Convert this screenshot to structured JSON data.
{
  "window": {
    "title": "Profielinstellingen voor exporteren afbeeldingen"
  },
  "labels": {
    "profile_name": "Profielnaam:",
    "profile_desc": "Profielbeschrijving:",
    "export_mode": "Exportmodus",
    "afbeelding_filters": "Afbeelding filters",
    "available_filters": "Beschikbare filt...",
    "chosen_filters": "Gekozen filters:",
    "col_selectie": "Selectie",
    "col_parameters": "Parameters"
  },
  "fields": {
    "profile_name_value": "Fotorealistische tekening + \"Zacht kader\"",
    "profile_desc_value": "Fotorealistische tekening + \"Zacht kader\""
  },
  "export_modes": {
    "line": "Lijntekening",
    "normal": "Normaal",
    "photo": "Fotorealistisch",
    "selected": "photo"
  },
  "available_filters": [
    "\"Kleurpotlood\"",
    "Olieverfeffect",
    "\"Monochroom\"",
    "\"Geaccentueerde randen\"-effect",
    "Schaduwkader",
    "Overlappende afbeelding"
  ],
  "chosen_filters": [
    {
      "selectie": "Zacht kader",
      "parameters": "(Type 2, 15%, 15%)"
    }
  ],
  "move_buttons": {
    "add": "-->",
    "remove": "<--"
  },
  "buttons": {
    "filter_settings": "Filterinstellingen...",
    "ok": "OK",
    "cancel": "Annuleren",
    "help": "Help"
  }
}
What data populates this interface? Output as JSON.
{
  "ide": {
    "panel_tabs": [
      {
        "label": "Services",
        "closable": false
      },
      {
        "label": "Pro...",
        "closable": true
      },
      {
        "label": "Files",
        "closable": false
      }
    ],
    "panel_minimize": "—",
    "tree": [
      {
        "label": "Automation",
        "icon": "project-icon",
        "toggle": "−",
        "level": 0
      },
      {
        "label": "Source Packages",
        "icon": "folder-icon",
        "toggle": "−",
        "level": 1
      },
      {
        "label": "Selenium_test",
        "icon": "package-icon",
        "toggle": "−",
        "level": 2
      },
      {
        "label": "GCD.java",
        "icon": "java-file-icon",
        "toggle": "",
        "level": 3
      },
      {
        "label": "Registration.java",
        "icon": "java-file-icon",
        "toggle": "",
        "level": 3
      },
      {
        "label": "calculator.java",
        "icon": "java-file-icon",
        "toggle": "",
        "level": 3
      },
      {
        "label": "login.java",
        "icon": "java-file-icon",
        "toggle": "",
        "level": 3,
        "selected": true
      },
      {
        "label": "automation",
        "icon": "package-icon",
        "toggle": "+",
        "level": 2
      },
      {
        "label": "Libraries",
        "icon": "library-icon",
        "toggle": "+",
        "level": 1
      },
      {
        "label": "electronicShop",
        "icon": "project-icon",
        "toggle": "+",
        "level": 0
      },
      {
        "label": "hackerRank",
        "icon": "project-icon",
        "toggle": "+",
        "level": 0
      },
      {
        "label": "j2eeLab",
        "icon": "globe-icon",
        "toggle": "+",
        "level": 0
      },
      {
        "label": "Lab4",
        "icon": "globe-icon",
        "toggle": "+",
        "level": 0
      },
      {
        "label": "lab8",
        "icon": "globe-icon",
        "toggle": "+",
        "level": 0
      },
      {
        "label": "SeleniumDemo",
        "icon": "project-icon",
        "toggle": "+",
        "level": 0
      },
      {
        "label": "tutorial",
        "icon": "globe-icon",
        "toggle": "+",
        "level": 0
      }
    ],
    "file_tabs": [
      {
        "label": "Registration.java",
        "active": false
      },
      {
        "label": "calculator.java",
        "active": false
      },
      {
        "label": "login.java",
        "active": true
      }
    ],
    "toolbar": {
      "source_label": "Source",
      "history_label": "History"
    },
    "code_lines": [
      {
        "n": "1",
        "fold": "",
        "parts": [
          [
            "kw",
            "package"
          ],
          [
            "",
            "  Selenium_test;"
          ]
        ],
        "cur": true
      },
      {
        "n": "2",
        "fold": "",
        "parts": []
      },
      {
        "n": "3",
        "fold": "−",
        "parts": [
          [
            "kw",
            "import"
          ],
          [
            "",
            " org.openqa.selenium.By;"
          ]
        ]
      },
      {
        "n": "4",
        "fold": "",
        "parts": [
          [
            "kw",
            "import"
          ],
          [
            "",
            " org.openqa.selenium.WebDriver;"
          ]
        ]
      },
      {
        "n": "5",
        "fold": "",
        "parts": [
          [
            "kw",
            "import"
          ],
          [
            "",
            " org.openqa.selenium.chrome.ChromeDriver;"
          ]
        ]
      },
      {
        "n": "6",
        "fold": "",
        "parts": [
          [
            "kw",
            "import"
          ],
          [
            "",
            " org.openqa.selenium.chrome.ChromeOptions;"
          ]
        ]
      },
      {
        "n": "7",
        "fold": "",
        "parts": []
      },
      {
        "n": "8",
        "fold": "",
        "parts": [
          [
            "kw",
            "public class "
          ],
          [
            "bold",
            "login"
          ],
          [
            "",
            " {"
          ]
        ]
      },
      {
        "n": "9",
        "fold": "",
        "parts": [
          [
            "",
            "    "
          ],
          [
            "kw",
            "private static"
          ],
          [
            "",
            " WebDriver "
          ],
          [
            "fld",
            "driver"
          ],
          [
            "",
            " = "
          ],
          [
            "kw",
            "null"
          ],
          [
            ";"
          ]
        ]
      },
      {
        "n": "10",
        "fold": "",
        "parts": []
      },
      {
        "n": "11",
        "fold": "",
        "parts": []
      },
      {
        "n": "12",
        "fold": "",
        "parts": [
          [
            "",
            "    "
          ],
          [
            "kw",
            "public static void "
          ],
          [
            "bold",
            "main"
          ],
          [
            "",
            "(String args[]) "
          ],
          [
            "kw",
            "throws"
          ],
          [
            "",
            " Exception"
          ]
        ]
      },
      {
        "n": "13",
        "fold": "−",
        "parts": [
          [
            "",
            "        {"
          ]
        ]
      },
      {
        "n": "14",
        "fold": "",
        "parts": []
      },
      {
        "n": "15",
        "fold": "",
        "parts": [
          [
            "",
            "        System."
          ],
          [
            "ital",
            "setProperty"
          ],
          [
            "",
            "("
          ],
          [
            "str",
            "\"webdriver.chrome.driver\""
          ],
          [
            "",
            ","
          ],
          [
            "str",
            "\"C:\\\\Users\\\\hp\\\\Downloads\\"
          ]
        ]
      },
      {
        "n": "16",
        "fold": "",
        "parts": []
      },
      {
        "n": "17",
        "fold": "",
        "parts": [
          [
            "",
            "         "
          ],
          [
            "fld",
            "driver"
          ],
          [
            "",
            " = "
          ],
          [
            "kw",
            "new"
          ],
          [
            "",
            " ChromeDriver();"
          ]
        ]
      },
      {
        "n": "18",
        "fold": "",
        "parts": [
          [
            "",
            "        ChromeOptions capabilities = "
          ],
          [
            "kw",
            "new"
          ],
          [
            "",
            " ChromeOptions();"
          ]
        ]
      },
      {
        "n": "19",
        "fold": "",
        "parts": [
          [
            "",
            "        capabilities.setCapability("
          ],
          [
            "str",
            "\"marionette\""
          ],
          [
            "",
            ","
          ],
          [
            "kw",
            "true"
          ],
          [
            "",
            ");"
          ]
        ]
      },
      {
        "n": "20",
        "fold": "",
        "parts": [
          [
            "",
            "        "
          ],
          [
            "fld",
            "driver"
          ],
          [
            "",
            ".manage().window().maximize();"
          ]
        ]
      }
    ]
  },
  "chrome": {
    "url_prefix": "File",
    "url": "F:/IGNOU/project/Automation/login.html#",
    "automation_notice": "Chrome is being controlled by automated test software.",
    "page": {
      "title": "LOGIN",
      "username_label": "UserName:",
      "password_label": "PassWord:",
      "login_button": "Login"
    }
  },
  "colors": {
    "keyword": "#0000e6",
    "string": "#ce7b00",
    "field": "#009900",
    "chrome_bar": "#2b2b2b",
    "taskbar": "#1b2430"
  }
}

• _Task objective_
Print the whole listing exactly as it is.

• _Solution below_
Convert this screenshot to structured JSON data.
{
  "window": {
    "title": "Profielinstellingen voor exporteren afbeeldingen"
  },
  "labels": {
    "profile_name": "Profielnaam:",
    "profile_desc": "Profielbeschrijving:",
    "export_mode": "Exportmodus",
    "afbeelding_filters": "Afbeelding filters",
    "available_filters": "Beschikbare filt...",
    "chosen_filters": "Gekozen filters:",
    "col_selectie": "Selectie",
    "col_parameters": "Parameters"
  },
  "fields": {
    "profile_name_value": "Fotorealistische tekening + \"Zacht kader\"",
    "profile_desc_value": "Fotorealistische tekening + \"Zacht kader\""
  },
  "export_modes": {
    "line": "Lijntekening",
    "normal": "Normaal",
    "photo": "Fotorealistisch",
    "selected": "photo"
  },
  "available_filters": [
    "\"Kleurpotlood\"",
    "Olieverfeffect",
    "\"Monochroom\"",
    "\"Geaccentueerde randen\"-effect",
    "Schaduwkader",
    "Overlappende afbeelding"
  ],
  "chosen_filters": [
    {
      "selectie": "Zacht kader",
      "parameters": "(Type 2, 15%, 15%)"
    }
  ],
  "move_buttons": {
    "add": "-->",
    "remove": "<--"
  },
  "buttons": {
    "filter_settings": "Filterinstellingen...",
    "ok": "OK",
    "cancel": "Annuleren",
    "help": "Help"
  }
}
What data populates this interface? Output as JSON.
{
  "ide": {
    "panel_tabs": [
      {
        "label": "Services",
        "closable": false
      },
      {
        "label": "Pro...",
        "closable": true
      },
      {
        "label": "Files",
        "closable": false
      }
    ],
    "panel_minimize": "—",
    "tree": [
      {
        "label": "Automation",
        "icon": "project-icon",
        "toggle": "−",
        "level": 0
      },
      {
        "label": "Source Packages",
        "icon": "folder-icon",
        "toggle": "−",
        "level": 1
      },
      {
        "label": "Selenium_test",
        "icon": "package-icon",
        "toggle": "−",
        "level": 2
      },
      {
        "label": "GCD.java",
        "icon": "java-file-icon",
        "toggle": "",
        "level": 3
      },
      {
        "label": "Registration.java",
        "icon": "java-file-icon",
        "toggle": "",
        "level": 3
      },
      {
        "label": "calculator.java",
        "icon": "java-file-icon",
        "toggle": "",
        "level": 3
      },
      {
        "label": "login.java",
        "icon": "java-file-icon",
        "toggle": "",
        "level": 3,
        "selected": true
      },
      {
        "label": "automation",
        "icon": "package-icon",
        "toggle": "+",
        "level": 2
      },
      {
        "label": "Libraries",
        "icon": "library-icon",
        "toggle": "+",
        "level": 1
      },
      {
        "label": "electronicShop",
        "icon": "project-icon",
        "toggle": "+",
        "level": 0
      },
      {
        "label": "hackerRank",
        "icon": "project-icon",
        "toggle": "+",
        "level": 0
      },
      {
        "label": "j2eeLab",
        "icon": "globe-icon",
        "toggle": "+",
        "level": 0
      },
      {
        "label": "Lab4",
        "icon": "globe-icon",
        "toggle": "+",
        "level": 0
      },
      {
        "label": "lab8",
        "icon": "globe-icon",
        "toggle": "+",
        "level": 0
      },
      {
        "label": "SeleniumDemo",
        "icon": "project-icon",
        "toggle": "+",
        "level": 0
      },
      {
        "label": "tutorial",
        "icon": "globe-icon",
        "toggle": "+",
        "level": 0
      }
    ],
    "file_tabs": [
      {
        "label": "Registration.java",
        "active": false
      },
      {
        "label": "calculator.java",
        "active": false
      },
      {
        "label": "login.java",
        "active": true
      }
    ],
    "toolbar": {
      "source_label": "Source",
      "history_label": "History"
    },
    "code_lines": [
      {
        "n": "1",
        "fold": "",
        "parts": [
          [
            "kw",
            "package"
          ],
          [
            "",
            "  Selenium_test;"
          ]
        ],
        "cur": true
      },
      {
        "n": "2",
        "fold": "",
        "parts": []
      },
      {
        "n": "3",
        "fold": "−",
        "parts": [
          [
            "kw",
            "import"
          ],
          [
            "",
            " org.openqa.selenium.By;"
          ]
        ]
      },
      {
        "n": "4",
        "fold": "",
        "parts": [
          [
            "kw",
            "import"
          ],
          [
            "",
            " org.openqa.selenium.WebDriver;"
          ]
        ]
      },
      {
        "n": "5",
        "fold": "",
        "parts": [
          [
            "kw",
            "import"
          ],
          [
            "",
            " org.openqa.selenium.chrome.ChromeDriver;"
          ]
        ]
      },
      {
        "n": "6",
        "fold": "",
        "parts": [
          [
            "kw",
            "import"
          ],
          [
            "",
            " org.openqa.selenium.chrome.ChromeOptions;"
          ]
        ]
      },
      {
        "n": "7",
        "fold": "",
        "parts": []
      },
      {
        "n": "8",
        "fold": "",
        "parts": [
          [
            "kw",
            "public class "
          ],
          [
            "bold",
            "login"
          ],
          [
            "",
            " {"
          ]
        ]
      },
      {
        "n": "9",
        "fold": "",
        "parts": [
          [
            "",
            "    "
          ],
          [
            "kw",
            "private static"
          ],
          [
            "",
            " WebDriver "
          ],
          [
            "fld",
            "driver"
          ],
          [
            "",
            " = "
          ],
          [
            "kw",
            "null"
          ],
          [
            ";"
          ]
        ]
      },
      {
        "n": "10",
        "fold": "",
        "parts": []
      },
      {
        "n": "11",
        "fold": "",
        "parts": []
      },
      {
        "n": "12",
        "fold": "",
        "parts": [
          [
            "",
            "    "
          ],
          [
            "kw",
            "public static void "
          ],
          [
            "bold",
            "main"
          ],
          [
            "",
            "(String args[]) "
          ],
          [
            "kw",
            "throws"
          ],
          [
            "",
            " Exception"
          ]
        ]
      },
      {
        "n": "13",
        "fold": "−",
        "parts": [
          [
            "",
            "        {"
          ]
        ]
      },
      {
        "n": "14",
        "fold": "",
        "parts": []
      },
      {
        "n": "15",
        "fold": "",
        "parts": [
          [
            "",
            "        System."
          ],
          [
            "ital",
            "setProperty"
          ],
          [
            "",
            "("
          ],
          [
            "str",
            "\"webdriver.chrome.driver\""
          ],
          [
            "",
            ","
          ],
          [
            "str",
            "\"C:\\\\Users\\\\hp\\\\Downloads\\"
          ]
        ]
      },
      {
        "n": "16",
        "fold": "",
        "parts": []
      },
      {
        "n": "17",
        "fold": "",
        "parts": [
          [
            "",
            "         "
          ],
          [
            "fld",
            "driver"
          ],
          [
            "",
            " = "
          ],
          [
            "kw",
            "new"
          ],
          [
            "",
            " ChromeDriver();"
          ]
        ]
      },
      {
        "n": "18",
        "fold": "",
        "parts": [
          [
            "",
            "        ChromeOptions capabilities = "
          ],
          [
            "kw",
            "new"
          ],
          [
            "",
            " ChromeOptions();"
          ]
        ]
      },
      {
        "n": "19",
        "fold": "",
        "parts": [
          [
            "",
            "        capabilities.setCapability("
          ],
          [
            "str",
            "\"marionette\""
          ],
          [
            "",
            ","
          ],
          [
            "kw",
            "true"
          ],
          [
            "",
            ");"
          ]
        ]
      },
      {
        "n": "20",
        "fold": "",
        "parts": [
          [
            "",
            "        "
          ],
          [
            "fld",
            "driver"
          ],
          [
            "",
            ".manage().window().maximize();"
          ]
        ]
      }
    ]
  },
  "chrome": {
    "url_prefix": "File",
    "url": "F:/IGNOU/project/Automation/login.html#",
    "automation_notice": "Chrome is being controlled by automated test software.",
    "page": {
      "title": "LOGIN",
      "username_label": "UserName:",
      "password_label": "PassWord:",
      "login_button": "Login"
    }
  },
  "colors": {
    "keyword": "#0000e6",
    "string": "#ce7b00",
    "field": "#009900",
    "chrome_bar": "#2b2b2b",
    "taskbar": "#1b2430"
  }
}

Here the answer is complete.